> _EXERCISE INPUT_:
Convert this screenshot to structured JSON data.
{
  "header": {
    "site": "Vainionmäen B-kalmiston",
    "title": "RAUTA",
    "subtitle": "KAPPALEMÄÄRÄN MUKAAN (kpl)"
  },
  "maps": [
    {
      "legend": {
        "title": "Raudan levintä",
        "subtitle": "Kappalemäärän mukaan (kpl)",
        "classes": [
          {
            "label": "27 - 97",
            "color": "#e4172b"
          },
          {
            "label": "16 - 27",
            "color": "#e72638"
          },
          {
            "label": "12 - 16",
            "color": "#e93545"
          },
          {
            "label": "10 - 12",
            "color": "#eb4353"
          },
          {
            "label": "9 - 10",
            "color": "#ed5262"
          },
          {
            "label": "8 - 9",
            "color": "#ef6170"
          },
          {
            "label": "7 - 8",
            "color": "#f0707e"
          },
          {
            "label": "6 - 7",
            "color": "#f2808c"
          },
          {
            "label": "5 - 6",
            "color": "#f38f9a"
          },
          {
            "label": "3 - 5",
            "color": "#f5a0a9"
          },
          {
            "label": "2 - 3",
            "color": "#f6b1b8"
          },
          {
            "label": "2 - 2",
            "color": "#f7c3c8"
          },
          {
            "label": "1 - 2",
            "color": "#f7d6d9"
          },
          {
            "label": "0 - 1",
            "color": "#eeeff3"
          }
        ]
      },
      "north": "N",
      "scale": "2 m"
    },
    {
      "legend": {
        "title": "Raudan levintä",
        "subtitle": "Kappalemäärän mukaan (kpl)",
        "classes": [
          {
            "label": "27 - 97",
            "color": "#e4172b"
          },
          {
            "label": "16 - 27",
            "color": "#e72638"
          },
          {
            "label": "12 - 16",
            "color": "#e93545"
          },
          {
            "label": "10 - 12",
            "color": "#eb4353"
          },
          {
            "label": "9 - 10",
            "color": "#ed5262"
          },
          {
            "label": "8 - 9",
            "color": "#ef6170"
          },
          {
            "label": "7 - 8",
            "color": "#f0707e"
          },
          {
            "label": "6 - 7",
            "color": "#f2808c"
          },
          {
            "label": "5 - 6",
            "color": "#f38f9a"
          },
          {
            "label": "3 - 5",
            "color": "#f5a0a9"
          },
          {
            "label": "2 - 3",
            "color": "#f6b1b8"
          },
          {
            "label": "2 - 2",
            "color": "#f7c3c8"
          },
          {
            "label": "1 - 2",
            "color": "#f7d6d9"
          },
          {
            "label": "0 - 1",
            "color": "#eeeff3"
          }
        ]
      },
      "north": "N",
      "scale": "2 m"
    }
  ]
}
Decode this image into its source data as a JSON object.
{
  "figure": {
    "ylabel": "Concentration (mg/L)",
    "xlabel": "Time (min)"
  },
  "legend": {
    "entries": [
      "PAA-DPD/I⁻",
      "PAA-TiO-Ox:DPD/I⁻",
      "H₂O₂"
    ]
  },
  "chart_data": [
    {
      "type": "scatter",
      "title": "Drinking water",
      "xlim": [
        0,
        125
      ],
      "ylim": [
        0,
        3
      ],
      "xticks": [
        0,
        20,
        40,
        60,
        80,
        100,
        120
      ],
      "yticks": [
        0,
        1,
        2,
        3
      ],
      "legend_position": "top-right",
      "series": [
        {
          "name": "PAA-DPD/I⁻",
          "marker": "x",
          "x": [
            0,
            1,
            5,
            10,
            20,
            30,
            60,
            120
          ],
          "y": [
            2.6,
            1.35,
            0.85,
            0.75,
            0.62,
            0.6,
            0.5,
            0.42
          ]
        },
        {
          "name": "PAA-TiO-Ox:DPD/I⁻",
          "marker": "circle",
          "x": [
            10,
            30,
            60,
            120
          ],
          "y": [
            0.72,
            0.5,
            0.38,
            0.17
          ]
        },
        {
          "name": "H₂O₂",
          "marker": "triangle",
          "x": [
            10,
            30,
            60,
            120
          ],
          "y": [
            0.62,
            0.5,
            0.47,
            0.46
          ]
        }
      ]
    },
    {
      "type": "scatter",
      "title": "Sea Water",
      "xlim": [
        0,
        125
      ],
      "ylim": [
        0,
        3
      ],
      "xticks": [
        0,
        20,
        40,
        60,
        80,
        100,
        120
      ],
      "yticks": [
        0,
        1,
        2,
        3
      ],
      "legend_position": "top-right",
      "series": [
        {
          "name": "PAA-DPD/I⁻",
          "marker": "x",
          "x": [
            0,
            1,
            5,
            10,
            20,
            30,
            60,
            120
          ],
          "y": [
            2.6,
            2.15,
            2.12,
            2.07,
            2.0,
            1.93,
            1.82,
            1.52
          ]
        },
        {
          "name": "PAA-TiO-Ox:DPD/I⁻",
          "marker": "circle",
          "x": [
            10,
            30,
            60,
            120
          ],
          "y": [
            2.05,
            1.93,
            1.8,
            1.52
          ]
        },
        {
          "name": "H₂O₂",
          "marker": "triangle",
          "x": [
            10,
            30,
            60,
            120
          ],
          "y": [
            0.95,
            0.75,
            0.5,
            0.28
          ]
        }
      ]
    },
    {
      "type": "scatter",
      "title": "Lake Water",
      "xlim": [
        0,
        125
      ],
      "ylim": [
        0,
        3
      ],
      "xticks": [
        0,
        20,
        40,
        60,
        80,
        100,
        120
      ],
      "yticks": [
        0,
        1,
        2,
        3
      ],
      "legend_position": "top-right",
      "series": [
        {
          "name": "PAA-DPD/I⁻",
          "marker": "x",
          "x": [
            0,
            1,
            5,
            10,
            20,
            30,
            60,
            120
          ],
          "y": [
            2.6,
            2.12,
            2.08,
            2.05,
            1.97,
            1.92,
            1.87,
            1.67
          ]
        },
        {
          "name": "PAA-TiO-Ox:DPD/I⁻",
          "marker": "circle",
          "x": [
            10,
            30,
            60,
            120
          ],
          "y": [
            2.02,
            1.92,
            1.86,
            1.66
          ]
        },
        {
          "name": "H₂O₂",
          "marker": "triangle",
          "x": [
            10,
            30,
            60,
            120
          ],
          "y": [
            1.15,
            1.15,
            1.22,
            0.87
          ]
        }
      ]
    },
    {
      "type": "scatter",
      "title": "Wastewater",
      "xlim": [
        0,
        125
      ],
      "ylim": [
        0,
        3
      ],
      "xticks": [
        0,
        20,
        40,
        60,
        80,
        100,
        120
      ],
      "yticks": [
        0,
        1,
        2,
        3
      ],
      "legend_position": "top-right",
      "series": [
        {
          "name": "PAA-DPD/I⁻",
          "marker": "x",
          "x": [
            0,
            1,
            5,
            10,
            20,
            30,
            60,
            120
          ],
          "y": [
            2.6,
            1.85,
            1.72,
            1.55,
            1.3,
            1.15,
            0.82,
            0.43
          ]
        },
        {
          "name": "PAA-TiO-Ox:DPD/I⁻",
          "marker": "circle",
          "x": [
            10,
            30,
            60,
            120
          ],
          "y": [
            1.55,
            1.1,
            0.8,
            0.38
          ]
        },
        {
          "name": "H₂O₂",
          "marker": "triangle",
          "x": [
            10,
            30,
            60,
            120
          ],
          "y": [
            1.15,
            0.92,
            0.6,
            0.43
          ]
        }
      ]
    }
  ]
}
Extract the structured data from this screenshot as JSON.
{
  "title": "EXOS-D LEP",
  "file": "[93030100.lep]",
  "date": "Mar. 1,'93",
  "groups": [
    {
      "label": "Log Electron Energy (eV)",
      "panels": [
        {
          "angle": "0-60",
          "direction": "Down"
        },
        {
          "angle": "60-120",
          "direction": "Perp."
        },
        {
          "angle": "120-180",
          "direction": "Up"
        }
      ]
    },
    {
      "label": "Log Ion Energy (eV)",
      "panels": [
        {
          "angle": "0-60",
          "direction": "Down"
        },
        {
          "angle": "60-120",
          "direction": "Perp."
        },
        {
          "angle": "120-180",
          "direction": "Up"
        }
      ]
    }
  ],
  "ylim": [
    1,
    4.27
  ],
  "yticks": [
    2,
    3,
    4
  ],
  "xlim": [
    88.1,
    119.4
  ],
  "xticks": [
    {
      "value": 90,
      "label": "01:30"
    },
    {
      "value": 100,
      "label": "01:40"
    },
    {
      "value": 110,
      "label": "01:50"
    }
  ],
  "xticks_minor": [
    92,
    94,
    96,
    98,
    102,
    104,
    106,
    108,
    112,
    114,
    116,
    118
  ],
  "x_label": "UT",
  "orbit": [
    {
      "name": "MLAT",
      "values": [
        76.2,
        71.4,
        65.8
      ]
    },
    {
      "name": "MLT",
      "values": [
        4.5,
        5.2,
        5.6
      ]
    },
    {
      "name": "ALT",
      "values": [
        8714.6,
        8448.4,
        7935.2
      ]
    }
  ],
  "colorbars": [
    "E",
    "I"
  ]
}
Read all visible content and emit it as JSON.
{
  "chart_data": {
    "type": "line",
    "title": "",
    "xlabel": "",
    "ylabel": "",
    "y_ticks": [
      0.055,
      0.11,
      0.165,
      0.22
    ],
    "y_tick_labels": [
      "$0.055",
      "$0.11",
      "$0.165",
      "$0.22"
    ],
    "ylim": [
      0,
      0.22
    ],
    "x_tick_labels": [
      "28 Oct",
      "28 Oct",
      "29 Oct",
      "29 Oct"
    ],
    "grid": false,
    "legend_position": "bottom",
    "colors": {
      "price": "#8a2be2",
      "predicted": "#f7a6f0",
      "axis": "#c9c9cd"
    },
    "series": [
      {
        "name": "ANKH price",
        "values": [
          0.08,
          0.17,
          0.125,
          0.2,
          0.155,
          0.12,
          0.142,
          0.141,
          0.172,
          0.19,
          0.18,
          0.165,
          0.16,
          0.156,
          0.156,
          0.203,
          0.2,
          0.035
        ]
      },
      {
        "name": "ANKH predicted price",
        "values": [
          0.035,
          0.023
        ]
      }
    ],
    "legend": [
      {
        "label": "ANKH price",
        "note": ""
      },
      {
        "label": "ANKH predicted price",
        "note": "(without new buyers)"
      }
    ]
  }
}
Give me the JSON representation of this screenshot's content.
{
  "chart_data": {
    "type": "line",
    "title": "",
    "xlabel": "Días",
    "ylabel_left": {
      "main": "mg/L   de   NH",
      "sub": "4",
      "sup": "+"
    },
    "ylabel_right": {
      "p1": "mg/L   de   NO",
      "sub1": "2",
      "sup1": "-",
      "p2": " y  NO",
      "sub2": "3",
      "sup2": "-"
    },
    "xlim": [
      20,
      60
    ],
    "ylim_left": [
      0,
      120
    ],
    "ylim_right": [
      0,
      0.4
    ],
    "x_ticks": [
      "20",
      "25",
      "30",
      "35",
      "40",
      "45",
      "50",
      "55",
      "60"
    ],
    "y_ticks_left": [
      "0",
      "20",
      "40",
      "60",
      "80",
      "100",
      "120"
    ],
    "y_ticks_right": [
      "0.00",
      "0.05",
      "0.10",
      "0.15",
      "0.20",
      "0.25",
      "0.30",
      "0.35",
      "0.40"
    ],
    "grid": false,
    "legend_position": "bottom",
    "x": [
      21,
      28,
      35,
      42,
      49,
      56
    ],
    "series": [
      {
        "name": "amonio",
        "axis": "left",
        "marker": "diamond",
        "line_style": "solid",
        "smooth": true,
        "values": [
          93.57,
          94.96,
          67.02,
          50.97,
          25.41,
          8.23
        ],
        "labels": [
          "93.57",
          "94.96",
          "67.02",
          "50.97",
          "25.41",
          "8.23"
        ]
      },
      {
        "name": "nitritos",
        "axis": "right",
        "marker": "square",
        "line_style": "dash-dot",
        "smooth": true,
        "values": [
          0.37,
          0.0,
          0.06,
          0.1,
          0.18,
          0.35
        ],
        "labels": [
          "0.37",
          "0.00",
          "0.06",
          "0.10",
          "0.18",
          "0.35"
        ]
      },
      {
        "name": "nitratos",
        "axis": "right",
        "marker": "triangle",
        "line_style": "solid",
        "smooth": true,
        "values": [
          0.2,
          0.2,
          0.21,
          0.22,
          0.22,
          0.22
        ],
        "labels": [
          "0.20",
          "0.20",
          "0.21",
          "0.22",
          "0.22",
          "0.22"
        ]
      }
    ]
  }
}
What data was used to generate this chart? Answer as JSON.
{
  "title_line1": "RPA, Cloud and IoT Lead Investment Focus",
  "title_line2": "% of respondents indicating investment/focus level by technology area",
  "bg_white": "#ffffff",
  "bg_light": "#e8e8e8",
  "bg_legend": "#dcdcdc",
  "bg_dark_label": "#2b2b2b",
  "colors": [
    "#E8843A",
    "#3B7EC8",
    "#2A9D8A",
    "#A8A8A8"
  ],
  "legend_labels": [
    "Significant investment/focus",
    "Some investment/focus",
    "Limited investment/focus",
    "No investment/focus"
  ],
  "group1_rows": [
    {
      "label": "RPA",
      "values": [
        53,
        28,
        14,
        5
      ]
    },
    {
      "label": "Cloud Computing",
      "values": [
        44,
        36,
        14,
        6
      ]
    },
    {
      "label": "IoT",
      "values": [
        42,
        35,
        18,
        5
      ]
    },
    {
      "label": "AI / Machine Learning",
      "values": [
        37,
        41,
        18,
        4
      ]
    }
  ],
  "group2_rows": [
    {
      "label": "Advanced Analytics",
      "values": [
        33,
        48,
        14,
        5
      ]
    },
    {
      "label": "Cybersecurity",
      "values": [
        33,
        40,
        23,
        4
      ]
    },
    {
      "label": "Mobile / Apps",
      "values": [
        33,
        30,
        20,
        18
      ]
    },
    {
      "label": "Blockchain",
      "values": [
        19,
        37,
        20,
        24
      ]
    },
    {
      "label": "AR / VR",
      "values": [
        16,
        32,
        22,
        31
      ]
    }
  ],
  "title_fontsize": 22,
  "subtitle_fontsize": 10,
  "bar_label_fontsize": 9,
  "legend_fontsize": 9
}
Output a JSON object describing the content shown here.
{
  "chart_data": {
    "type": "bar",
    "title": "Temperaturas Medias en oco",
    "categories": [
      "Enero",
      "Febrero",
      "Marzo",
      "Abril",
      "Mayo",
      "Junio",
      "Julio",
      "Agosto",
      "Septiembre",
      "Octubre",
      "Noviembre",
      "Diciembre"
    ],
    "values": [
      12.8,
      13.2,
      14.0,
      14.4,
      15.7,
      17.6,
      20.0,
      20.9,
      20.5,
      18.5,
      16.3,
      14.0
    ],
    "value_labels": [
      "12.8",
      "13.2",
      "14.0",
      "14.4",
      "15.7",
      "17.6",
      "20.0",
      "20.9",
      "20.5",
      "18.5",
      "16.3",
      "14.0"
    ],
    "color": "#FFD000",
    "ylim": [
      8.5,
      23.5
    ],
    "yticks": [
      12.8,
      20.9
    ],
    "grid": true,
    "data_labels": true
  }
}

> _EXERCISE BRIEF_:
Find and copy each line above that includes the string "content".

> _TASK ANSWER_:
Read all visible content and emit it as JSON.
Give me the JSON representation of this screenshot's content.
Output a JSON object describing the content shown here.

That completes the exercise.